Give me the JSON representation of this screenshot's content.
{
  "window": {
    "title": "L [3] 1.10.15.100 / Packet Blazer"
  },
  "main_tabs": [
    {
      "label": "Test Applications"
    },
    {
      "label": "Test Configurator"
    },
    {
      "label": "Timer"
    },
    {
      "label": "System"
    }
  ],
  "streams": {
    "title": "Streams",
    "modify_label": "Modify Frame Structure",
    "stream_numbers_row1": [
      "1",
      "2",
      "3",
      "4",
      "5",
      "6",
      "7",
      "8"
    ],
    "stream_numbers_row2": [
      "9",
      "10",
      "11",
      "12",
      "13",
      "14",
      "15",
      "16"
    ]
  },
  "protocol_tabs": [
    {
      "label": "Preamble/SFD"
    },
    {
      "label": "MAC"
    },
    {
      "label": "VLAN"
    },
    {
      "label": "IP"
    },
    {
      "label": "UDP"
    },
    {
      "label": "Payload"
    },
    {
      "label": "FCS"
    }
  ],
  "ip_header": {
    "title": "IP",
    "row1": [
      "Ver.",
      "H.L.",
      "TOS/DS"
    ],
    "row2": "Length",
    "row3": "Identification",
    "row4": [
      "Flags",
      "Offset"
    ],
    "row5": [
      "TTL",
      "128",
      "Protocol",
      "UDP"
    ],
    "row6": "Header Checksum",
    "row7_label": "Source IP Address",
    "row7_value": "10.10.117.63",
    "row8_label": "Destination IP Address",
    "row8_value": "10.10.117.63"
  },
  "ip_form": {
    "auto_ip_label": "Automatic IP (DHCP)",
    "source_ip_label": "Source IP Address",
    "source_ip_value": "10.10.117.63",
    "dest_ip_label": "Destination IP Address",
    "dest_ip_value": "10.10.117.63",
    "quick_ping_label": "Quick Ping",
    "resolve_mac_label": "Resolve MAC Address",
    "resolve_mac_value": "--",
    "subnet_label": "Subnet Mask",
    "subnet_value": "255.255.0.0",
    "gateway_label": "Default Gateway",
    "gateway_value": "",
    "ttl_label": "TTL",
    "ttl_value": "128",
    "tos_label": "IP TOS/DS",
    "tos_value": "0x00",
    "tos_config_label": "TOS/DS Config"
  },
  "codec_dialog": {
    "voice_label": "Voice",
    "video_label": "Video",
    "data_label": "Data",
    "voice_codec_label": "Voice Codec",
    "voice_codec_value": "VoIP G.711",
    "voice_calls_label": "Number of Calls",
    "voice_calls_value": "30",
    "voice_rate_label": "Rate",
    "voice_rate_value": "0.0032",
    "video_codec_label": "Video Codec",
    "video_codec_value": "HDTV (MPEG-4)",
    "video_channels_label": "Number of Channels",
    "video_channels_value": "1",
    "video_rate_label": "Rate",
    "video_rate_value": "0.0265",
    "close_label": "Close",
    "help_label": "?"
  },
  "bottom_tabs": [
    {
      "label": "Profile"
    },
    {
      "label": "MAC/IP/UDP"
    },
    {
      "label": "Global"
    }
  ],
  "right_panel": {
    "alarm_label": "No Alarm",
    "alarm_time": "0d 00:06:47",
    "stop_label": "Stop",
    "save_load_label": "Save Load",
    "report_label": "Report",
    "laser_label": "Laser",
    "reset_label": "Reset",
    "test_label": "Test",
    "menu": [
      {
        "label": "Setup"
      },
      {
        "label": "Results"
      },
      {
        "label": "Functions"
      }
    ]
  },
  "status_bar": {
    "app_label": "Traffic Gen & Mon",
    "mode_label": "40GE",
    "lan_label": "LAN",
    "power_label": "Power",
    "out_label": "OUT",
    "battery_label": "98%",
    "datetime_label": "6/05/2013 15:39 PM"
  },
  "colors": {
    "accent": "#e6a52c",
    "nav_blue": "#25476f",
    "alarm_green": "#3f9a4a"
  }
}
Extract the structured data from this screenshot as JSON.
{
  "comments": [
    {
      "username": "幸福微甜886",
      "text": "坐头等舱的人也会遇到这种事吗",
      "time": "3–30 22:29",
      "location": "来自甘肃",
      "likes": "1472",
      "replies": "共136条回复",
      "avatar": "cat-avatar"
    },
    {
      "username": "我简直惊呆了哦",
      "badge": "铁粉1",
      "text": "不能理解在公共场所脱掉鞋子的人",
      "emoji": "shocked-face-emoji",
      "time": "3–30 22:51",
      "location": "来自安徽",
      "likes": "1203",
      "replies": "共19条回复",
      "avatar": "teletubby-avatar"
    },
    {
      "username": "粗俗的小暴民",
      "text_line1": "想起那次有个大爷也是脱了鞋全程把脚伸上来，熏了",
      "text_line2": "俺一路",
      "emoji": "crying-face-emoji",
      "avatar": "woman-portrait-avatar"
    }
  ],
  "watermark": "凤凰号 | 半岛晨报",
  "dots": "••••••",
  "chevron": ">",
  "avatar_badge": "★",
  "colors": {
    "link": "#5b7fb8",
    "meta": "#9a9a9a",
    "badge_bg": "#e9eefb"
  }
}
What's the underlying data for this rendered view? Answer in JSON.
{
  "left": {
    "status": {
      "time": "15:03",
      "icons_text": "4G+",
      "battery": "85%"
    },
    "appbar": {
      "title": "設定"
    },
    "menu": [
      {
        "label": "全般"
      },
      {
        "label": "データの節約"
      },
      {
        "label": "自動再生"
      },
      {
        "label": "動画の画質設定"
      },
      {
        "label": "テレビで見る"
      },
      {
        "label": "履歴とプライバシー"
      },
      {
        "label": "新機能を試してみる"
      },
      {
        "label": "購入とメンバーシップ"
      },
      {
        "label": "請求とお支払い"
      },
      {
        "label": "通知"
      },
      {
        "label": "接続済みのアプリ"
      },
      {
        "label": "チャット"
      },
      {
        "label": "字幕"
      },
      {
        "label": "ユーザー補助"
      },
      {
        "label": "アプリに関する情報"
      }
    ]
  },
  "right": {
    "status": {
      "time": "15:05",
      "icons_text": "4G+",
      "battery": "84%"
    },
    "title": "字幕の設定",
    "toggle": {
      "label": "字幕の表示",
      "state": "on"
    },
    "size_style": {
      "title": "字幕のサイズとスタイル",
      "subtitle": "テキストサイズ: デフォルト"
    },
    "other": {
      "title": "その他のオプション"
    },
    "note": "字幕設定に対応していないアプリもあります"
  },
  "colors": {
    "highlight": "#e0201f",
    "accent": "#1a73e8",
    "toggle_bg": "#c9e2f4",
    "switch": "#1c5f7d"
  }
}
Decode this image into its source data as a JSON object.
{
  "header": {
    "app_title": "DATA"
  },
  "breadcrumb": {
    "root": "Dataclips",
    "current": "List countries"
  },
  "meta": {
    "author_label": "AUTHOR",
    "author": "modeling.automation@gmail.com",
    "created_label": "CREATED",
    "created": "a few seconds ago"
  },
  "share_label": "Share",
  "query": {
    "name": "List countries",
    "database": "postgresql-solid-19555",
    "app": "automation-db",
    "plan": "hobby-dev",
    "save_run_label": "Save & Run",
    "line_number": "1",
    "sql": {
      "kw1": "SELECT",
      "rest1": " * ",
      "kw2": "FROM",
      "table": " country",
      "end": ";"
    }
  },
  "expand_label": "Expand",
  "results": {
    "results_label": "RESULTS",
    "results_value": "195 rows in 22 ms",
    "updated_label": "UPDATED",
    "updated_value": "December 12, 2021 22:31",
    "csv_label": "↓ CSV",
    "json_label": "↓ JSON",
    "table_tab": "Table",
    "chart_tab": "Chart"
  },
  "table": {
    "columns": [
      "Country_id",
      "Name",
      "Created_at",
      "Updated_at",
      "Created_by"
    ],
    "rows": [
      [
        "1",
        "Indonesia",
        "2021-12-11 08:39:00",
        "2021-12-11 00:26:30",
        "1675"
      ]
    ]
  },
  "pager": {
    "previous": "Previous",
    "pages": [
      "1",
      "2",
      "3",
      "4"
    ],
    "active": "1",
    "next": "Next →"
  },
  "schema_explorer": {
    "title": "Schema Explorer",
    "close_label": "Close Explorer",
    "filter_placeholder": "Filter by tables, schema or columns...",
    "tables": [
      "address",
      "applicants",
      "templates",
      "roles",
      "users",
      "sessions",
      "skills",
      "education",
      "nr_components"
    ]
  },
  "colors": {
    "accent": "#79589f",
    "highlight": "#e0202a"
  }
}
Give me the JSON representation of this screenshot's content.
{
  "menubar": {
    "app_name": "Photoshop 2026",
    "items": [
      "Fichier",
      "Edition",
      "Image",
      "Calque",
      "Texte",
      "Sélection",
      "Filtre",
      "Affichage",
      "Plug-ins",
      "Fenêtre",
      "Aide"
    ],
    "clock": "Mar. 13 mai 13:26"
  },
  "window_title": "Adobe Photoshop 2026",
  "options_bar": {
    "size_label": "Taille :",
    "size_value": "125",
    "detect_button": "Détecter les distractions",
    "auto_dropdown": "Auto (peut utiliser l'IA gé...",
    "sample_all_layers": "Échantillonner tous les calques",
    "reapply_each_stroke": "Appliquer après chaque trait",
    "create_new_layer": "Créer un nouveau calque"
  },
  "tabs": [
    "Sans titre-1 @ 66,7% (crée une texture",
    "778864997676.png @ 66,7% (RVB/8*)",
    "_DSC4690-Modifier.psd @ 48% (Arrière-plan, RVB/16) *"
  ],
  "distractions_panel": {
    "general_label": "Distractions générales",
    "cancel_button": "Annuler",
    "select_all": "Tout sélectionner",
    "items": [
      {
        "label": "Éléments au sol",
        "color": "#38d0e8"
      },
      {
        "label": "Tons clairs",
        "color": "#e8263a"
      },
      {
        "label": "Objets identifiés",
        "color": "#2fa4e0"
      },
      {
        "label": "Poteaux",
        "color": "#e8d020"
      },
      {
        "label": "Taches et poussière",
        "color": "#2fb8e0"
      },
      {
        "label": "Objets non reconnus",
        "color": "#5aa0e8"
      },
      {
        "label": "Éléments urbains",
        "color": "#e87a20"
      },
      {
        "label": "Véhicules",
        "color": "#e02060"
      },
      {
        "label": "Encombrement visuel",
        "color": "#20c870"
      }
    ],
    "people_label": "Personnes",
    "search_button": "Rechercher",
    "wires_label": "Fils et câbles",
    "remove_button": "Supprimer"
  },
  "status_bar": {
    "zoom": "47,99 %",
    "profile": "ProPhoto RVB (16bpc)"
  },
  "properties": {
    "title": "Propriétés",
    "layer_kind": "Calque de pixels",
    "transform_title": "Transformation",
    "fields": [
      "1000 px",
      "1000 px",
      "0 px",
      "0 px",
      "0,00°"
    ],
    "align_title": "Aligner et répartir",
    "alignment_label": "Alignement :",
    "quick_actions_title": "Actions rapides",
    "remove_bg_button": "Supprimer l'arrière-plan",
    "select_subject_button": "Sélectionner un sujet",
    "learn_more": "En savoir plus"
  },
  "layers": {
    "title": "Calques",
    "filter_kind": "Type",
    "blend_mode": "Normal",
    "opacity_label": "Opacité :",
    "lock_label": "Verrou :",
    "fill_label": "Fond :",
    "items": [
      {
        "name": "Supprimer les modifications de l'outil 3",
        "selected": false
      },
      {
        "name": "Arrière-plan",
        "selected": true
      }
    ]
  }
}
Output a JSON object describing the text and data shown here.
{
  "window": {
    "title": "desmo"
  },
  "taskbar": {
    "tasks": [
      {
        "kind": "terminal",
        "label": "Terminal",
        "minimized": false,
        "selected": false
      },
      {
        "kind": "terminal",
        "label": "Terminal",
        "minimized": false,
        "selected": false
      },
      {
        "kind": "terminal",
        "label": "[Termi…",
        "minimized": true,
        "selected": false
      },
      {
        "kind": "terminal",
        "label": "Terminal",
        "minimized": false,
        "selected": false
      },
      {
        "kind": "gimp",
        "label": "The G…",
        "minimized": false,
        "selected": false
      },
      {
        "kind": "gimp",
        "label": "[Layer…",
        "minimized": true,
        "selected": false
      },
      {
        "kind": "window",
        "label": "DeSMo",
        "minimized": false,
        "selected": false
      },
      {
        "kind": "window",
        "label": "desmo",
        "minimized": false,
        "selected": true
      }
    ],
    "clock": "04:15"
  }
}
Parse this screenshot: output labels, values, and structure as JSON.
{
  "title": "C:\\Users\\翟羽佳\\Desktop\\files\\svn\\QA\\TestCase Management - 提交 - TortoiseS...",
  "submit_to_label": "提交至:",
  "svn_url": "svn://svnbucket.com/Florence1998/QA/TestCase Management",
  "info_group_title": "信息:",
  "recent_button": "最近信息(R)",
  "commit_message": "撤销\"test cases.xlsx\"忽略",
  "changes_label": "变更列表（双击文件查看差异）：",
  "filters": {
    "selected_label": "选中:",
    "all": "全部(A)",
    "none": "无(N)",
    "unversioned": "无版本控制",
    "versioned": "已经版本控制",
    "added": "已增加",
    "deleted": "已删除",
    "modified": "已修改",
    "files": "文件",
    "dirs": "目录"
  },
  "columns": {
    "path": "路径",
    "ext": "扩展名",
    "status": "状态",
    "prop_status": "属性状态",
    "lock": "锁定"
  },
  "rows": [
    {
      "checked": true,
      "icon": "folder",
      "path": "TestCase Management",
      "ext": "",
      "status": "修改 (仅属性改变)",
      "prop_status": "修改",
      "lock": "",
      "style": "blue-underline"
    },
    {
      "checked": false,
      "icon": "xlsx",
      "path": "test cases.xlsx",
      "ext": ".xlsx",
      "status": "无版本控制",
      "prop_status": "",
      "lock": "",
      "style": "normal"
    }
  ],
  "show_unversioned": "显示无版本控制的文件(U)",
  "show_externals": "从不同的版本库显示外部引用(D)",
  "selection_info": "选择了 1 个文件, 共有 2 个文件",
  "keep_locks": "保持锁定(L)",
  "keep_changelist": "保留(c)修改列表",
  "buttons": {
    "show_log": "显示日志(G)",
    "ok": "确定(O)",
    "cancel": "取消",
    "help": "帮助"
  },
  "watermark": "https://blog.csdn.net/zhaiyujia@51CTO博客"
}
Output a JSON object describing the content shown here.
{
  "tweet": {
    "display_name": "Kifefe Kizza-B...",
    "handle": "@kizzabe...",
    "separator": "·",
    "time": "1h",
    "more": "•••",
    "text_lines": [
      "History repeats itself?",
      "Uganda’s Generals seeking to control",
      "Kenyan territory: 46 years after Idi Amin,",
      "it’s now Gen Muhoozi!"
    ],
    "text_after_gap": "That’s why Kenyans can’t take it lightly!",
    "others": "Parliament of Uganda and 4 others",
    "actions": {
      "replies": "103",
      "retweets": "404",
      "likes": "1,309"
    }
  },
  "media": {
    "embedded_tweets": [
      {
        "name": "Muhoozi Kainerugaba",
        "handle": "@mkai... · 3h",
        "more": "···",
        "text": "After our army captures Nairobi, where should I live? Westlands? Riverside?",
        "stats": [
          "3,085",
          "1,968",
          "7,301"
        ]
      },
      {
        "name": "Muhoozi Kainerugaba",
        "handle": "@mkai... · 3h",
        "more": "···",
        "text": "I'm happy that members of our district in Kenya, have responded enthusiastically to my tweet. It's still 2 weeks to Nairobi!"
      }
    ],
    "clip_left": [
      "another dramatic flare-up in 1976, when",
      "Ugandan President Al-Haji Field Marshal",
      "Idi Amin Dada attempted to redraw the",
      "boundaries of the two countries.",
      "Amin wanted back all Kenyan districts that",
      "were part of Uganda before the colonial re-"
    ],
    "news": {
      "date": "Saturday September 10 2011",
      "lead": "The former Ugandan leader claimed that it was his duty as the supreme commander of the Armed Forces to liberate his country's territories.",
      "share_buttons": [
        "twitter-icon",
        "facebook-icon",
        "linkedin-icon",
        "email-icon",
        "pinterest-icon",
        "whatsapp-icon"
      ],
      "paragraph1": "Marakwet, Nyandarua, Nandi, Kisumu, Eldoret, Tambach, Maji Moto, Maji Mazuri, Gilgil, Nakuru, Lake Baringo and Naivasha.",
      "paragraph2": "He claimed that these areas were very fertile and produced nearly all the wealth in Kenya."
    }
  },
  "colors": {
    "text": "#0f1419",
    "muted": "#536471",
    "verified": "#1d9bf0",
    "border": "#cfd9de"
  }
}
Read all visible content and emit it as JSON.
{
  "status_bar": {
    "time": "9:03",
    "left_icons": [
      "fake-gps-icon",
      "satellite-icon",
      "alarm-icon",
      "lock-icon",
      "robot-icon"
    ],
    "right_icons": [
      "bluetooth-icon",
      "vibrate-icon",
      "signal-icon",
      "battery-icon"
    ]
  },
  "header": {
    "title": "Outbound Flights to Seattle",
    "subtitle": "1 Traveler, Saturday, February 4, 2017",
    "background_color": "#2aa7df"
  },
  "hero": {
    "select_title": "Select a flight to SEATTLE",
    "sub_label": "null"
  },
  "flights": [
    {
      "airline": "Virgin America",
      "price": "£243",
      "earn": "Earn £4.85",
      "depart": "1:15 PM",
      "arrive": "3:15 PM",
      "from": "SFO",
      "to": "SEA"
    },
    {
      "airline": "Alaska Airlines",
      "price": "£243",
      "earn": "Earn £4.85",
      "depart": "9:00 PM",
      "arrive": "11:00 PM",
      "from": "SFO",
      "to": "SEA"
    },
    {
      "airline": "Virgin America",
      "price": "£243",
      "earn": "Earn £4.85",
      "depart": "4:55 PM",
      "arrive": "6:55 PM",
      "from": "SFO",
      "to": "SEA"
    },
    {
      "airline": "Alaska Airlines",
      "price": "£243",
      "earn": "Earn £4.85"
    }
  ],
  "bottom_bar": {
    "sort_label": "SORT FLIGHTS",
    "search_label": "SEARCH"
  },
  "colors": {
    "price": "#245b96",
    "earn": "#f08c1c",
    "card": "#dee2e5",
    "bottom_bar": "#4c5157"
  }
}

====================

## THE PROBLEM
Only the number is wanted: how many lines in the entries above contain the string "JSON"?

## RESPONSE TO THIS TASK
10